====== Supplied material ======

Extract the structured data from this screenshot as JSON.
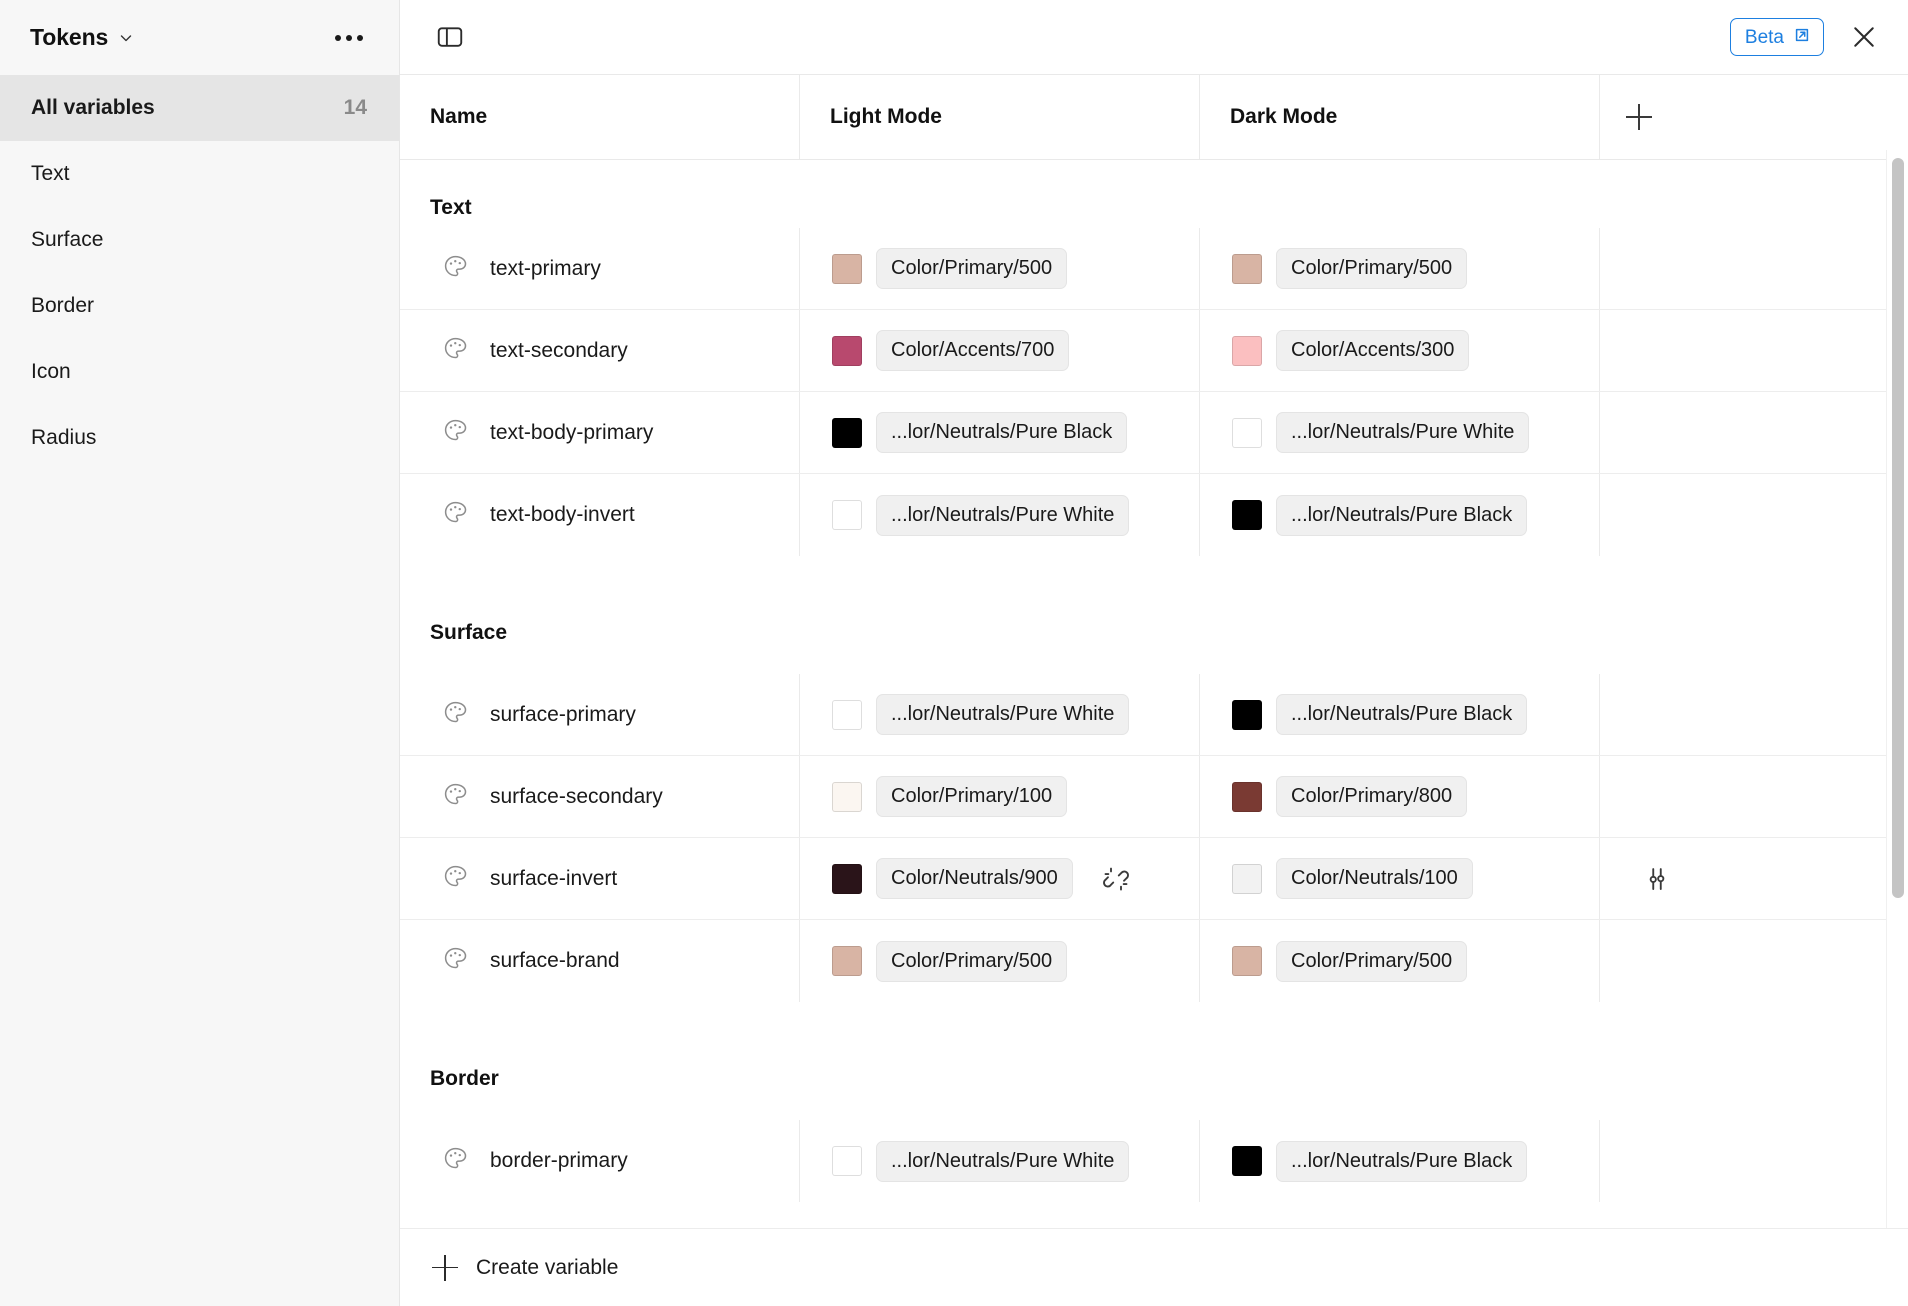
{
  "sidebar": {
    "collection_name": "Tokens",
    "chevron_icon": "chevron-down-icon",
    "more_icon": "more-horizontal-icon",
    "items": [
      {
        "label": "All variables",
        "count": "14",
        "active": true
      },
      {
        "label": "Text",
        "count": "",
        "active": false
      },
      {
        "label": "Surface",
        "count": "",
        "active": false
      },
      {
        "label": "Border",
        "count": "",
        "active": false
      },
      {
        "label": "Icon",
        "count": "",
        "active": false
      },
      {
        "label": "Radius",
        "count": "",
        "active": false
      }
    ]
  },
  "topbar": {
    "panel_toggle_icon": "sidebar-panel-toggle-icon",
    "beta_label": "Beta",
    "beta_external_icon": "external-link-icon",
    "close_icon": "close-icon"
  },
  "table": {
    "columns": {
      "name": "Name",
      "light_mode": "Light Mode",
      "dark_mode": "Dark Mode",
      "add_mode_icon": "plus-icon"
    },
    "groups": [
      {
        "title": "Text",
        "rows": [
          {
            "icon": "palette-icon",
            "name": "text-primary",
            "light": {
              "swatch": "#d8b4a4",
              "value": "Color/Primary/500"
            },
            "dark": {
              "swatch": "#d8b4a4",
              "value": "Color/Primary/500"
            },
            "row_action_icon": "",
            "extra_action_icon": ""
          },
          {
            "icon": "palette-icon",
            "name": "text-secondary",
            "light": {
              "swatch": "#b8496e",
              "value": "Color/Accents/700"
            },
            "dark": {
              "swatch": "#fbbfc0",
              "value": "Color/Accents/300"
            },
            "row_action_icon": "",
            "extra_action_icon": ""
          },
          {
            "icon": "palette-icon",
            "name": "text-body-primary",
            "light": {
              "swatch": "#000000",
              "value": "...lor/Neutrals/Pure Black"
            },
            "dark": {
              "swatch": "#ffffff",
              "value": "...lor/Neutrals/Pure White"
            },
            "row_action_icon": "",
            "extra_action_icon": ""
          },
          {
            "icon": "palette-icon",
            "name": "text-body-invert",
            "light": {
              "swatch": "#ffffff",
              "value": "...lor/Neutrals/Pure White"
            },
            "dark": {
              "swatch": "#000000",
              "value": "...lor/Neutrals/Pure Black"
            },
            "row_action_icon": "",
            "extra_action_icon": ""
          }
        ]
      },
      {
        "title": "Surface",
        "rows": [
          {
            "icon": "palette-icon",
            "name": "surface-primary",
            "light": {
              "swatch": "#ffffff",
              "value": "...lor/Neutrals/Pure White"
            },
            "dark": {
              "swatch": "#000000",
              "value": "...lor/Neutrals/Pure Black"
            },
            "row_action_icon": "",
            "extra_action_icon": ""
          },
          {
            "icon": "palette-icon",
            "name": "surface-secondary",
            "light": {
              "swatch": "#fbf6f1",
              "value": "Color/Primary/100"
            },
            "dark": {
              "swatch": "#7a3a33",
              "value": "Color/Primary/800"
            },
            "row_action_icon": "",
            "extra_action_icon": ""
          },
          {
            "icon": "palette-icon",
            "name": "surface-invert",
            "light": {
              "swatch": "#2a1419",
              "value": "Color/Neutrals/900"
            },
            "dark": {
              "swatch": "#f2f2f2",
              "value": "Color/Neutrals/100"
            },
            "row_action_icon": "unlink-icon",
            "extra_action_icon": "sliders-icon"
          },
          {
            "icon": "palette-icon",
            "name": "surface-brand",
            "light": {
              "swatch": "#d8b4a4",
              "value": "Color/Primary/500"
            },
            "dark": {
              "swatch": "#d8b4a4",
              "value": "Color/Primary/500"
            },
            "row_action_icon": "",
            "extra_action_icon": ""
          }
        ]
      },
      {
        "title": "Border",
        "rows": [
          {
            "icon": "palette-icon",
            "name": "border-primary",
            "light": {
              "swatch": "#ffffff",
              "value": "...lor/Neutrals/Pure White"
            },
            "dark": {
              "swatch": "#000000",
              "value": "...lor/Neutrals/Pure Black"
            },
            "row_action_icon": "",
            "extra_action_icon": ""
          }
        ]
      }
    ]
  },
  "footer": {
    "create_label": "Create variable",
    "create_icon": "plus-icon"
  },
  "colors": {
    "accent_blue": "#1d7fe0",
    "sidebar_bg": "#f7f7f7",
    "active_item_bg": "#e5e5e5"
  }
}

======

Pull out every line in the material above where "title" occurs.

> Completed exercise
        "title": "Text",
        "title": "Surface",
        "title": "Border",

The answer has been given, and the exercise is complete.